● **Problem set**:
- 1) In the forum thread on randomCover, what happens when something in phobos takes a PRNG by value?
- 2) In the records, copy the lines from the one containing "savings-icon xyxy=(916,2110,971,2172)" through the one containing "fund-button[interactable]: + FUND xyxy=(96,1774,308,1846)", including both.

● **Selected extract**:
On Tuesday, 19 February 2013 at 11:46:54 UTC, Ivan Kazmenko wrote:
Hi!
Thank you for the reply.
Hum... randomShuffle and randomSample actually have nothing to
do with each other.
<snip>
I'd like to note that my post is about randomCover, not
randomSample. I do see the difference between the purpose of
randomSample and randomShuffle. But randomCover's effect is,
at the first glance, just a slower version of randomSample
wrapped as a lazy generator.
Hum... sorry about that.
I also want to comment on your "randomSample" vs
"randomSuffle" implementation suggestion. Keep in mind that:
a) randomSample doesn't allocate, whereas yours suggestion
doesn't
b) randomSample gives direct access to the elements, whereas
your suggestion doesn't.
If you don't care about a) and b), then by all means, dup
away, and get better performance!
But think about the fact that you wouldn't be able to do
something like this...
<snip>
auto sample = randomSample(arr[], 5);
foreach(ref a; sample)
++a;
That stands for randomCover, too. Well, thank you, perhaps
that's the difference I was seeking.
If this is the intended difference, well, my proposition to
enhance randomCover's performance and usefulness transforms
into:
1. Document the usage of randomCover with an example such as
above, and refer to randomShuffle as a faster version for
simpler use cases.
2. Optimize the performance by putting Fenwick trees to good
use.
Currently, randomCover'ing 10,000 elements takes time on the
order of one second, and for 100,000 or more elements, it is
hardly usable.
Extra documentation never hurts, but keep in mind that a ton of
algorithms in phobos are lazy and operate this way. Usually, only
the lazy version is implemented, as the aggressive version is
trivial (as you suggested).
AFAIK, most of the ranges in std.range are lazy (though not
obviously) in one way or another.
Last but not least, be warned there is an old-standing bug
with anything in phobos that takes a PRNG by value. Basically,
the PRNG will be duplicated, and generate the same sequence
over and over. Ergo, do NOT pass a specific random generator
to things like randomSample or randomSuffle.
This problem is one of the major reason we are currently (and
slowly) re-designing random into random2.
So, there is a general agreement that in random2, RNG should by
default get passed by reference everywhere? That's nice to
hear.
-----
Ivan Kazmenko.
The agreement is rather to make them reference types, so even
when passed by value, you won't accidentally duplicate them. This
is important as you sometimes pass random ranges to algorithms
that have nothing to do with randomness.
I'd say the "textbook" example would be:
//----
import std.random;
import std.algorithm;
import std.stdio;
void main()
{
uint[5] arr1;
arr1[].fill(rndGen);
uint[5] arr2;
arr2[].fill(rndGen);
writeln("arr1: ", arr1[]);
writeln("arr1: ", arr2[]);
}
//----
arr1: [3622200385, 2579361262, 3208046123, 1753759120, 133131992]
arr2: [3622200385, 2579361262, 3208046123, 1753759120, 133131992]
//----
Oops!

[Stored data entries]
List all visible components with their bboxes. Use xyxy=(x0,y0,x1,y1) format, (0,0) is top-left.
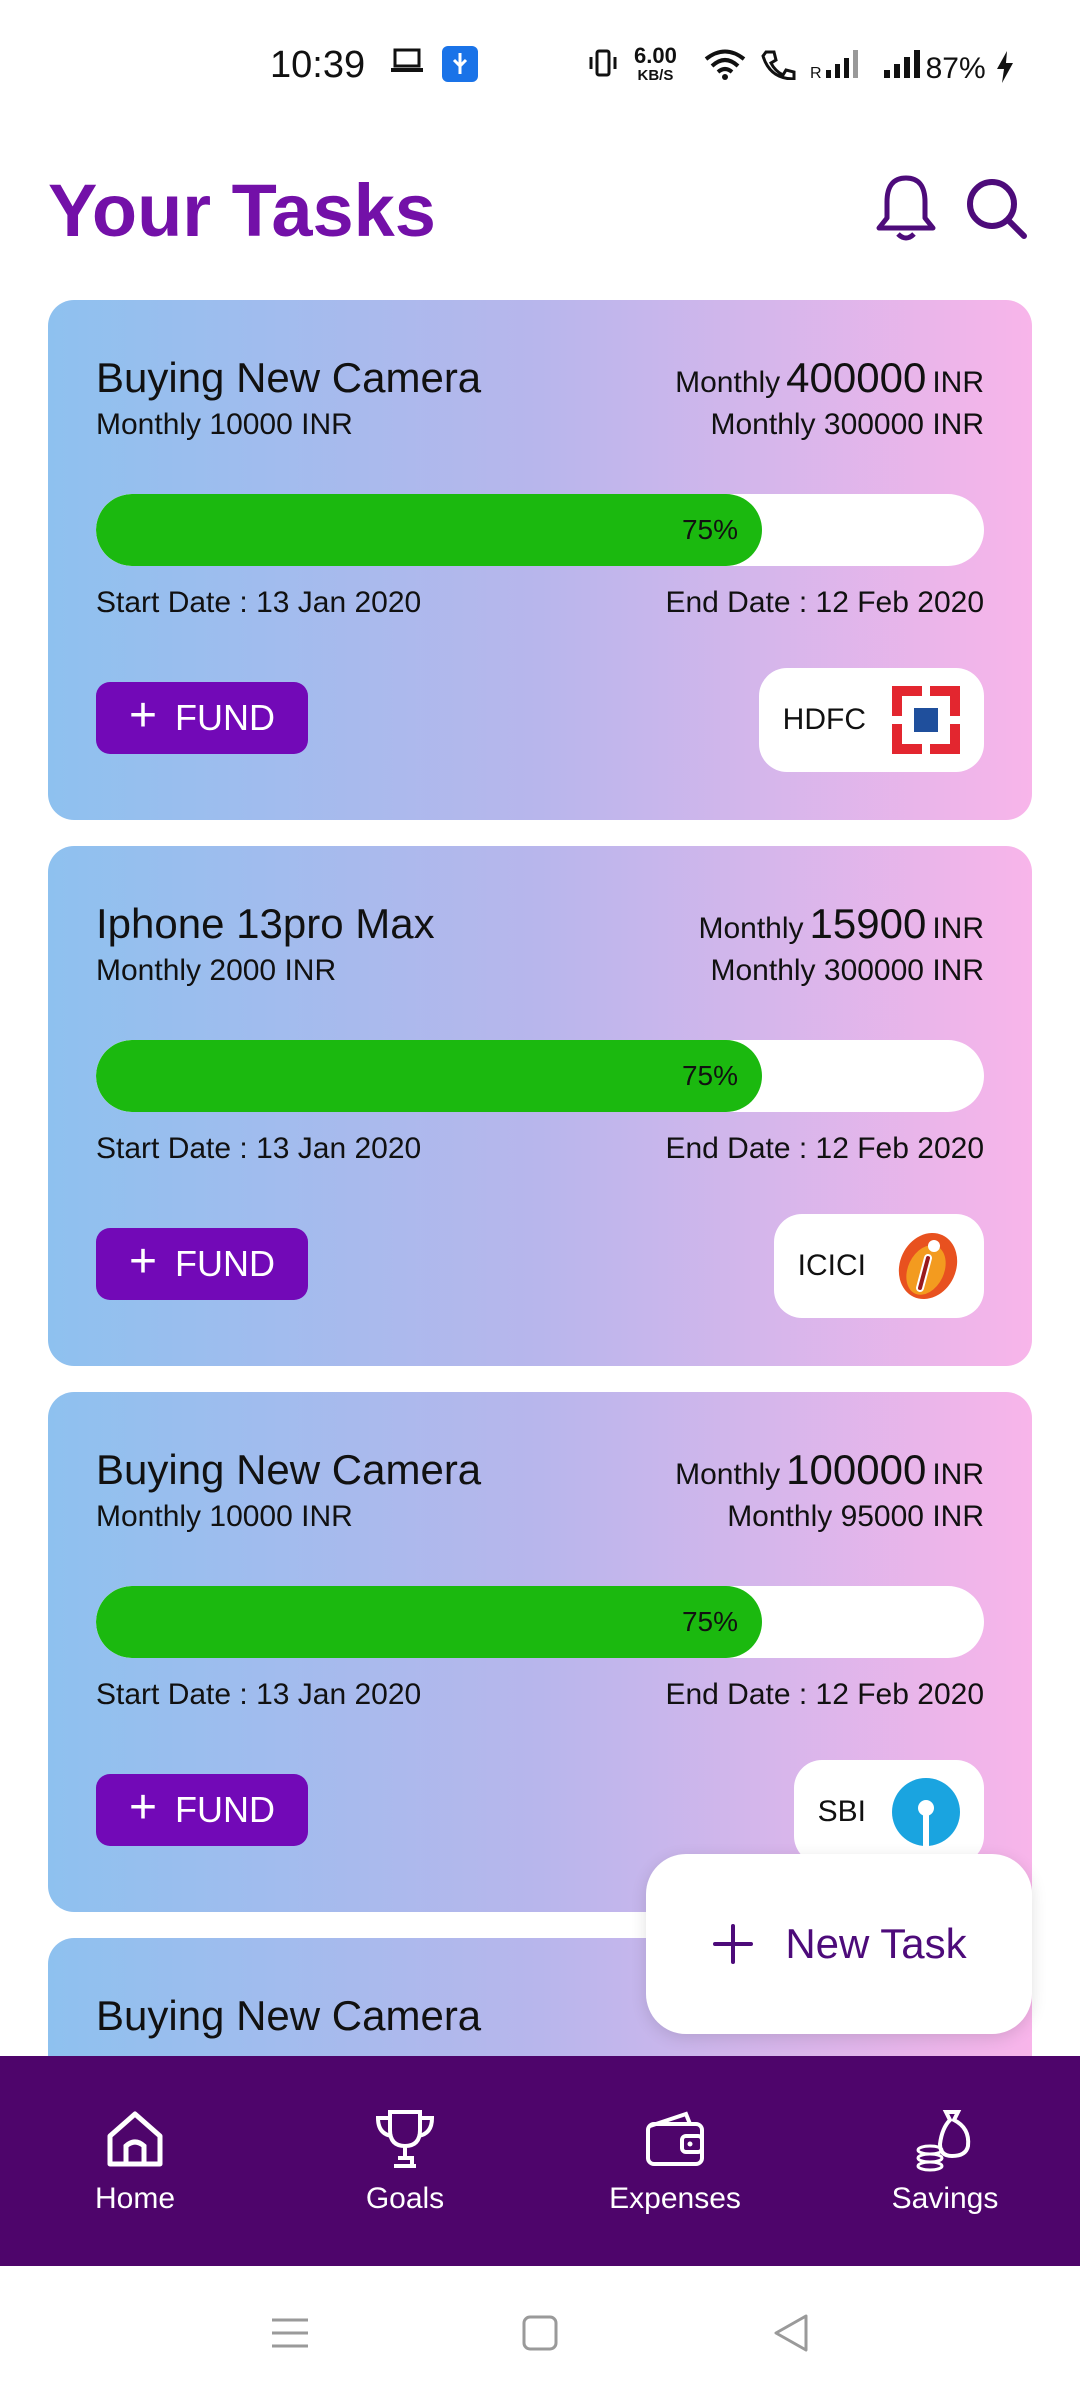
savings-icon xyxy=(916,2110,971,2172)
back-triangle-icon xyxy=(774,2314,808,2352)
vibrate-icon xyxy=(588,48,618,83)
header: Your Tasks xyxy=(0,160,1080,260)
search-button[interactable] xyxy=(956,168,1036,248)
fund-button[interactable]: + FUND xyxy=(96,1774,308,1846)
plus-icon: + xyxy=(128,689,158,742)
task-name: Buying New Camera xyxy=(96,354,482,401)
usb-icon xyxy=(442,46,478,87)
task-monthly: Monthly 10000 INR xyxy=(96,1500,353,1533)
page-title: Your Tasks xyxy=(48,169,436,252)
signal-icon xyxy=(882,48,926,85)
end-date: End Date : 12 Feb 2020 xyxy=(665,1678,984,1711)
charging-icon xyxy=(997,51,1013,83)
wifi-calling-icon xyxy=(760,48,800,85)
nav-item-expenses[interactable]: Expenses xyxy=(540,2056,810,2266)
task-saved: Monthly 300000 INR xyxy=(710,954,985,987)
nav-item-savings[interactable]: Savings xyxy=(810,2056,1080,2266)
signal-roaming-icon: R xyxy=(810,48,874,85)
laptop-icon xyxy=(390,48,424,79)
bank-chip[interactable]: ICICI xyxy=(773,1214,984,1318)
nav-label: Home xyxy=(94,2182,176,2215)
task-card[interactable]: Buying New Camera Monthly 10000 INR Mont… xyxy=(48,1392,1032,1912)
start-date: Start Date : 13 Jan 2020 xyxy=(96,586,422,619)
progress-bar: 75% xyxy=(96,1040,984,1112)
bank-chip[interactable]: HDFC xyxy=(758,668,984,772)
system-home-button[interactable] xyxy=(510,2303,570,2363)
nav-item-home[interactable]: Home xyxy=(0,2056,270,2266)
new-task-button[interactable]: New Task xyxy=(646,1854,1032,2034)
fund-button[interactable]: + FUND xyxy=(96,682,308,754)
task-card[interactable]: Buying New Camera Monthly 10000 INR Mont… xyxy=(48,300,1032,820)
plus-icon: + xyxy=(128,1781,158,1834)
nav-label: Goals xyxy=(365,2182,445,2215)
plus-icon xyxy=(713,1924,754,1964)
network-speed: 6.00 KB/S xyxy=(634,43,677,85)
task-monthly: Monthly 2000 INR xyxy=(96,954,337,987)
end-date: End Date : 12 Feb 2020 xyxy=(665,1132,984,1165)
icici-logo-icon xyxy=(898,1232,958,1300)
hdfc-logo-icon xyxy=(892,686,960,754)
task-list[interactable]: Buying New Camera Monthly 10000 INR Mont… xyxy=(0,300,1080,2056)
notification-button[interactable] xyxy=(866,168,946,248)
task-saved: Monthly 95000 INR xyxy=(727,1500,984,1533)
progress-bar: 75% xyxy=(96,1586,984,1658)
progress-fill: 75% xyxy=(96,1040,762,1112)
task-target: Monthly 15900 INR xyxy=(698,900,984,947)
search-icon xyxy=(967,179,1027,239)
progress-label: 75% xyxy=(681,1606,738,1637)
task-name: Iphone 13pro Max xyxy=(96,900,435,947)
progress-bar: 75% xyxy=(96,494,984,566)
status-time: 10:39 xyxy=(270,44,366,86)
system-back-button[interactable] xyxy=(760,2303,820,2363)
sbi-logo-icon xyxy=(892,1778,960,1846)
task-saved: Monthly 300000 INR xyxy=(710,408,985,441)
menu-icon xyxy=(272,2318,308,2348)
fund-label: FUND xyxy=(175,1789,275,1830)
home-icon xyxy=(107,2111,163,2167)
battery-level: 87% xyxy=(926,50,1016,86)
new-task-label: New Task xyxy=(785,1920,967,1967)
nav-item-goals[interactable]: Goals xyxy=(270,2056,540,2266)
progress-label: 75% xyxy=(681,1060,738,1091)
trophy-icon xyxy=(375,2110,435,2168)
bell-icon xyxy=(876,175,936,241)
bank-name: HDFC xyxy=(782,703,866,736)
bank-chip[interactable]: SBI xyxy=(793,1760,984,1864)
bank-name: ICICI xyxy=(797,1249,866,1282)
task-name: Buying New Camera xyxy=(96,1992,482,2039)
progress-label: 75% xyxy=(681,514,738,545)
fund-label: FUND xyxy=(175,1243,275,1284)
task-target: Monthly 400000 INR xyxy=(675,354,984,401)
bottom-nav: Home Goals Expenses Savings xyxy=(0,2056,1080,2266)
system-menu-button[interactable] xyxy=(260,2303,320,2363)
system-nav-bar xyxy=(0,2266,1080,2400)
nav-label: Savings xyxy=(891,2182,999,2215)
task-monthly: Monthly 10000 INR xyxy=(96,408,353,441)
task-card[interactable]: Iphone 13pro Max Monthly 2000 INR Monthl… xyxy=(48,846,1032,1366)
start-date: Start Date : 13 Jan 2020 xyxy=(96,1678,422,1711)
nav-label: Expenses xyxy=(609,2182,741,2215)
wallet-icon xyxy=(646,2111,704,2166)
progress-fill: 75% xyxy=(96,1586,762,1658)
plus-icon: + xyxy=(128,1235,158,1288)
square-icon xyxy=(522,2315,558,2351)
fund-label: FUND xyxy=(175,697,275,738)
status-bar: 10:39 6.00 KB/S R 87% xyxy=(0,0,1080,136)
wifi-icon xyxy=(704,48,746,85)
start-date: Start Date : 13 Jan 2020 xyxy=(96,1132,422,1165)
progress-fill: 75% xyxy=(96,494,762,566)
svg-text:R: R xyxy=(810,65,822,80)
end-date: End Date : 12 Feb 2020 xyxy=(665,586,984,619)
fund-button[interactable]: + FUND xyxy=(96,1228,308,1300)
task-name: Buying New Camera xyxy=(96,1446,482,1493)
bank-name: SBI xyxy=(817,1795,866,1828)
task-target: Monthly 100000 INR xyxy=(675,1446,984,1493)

● **Responses in order**:
- 1) The PRNG gets duplicated and generates the same sequence over and over.

- 2)
savings-icon xyxy=(916,2110,971,2172)
back-triangle-icon xyxy=(774,2314,808,2352)
vibrate-icon xyxy=(588,48,618,83)
header: Your Tasks xyxy=(0,160,1080,260)
search-button[interactable] xyxy=(956,168,1036,248)
fund-button[interactable]: + FUND xyxy=(96,1774,308,1846)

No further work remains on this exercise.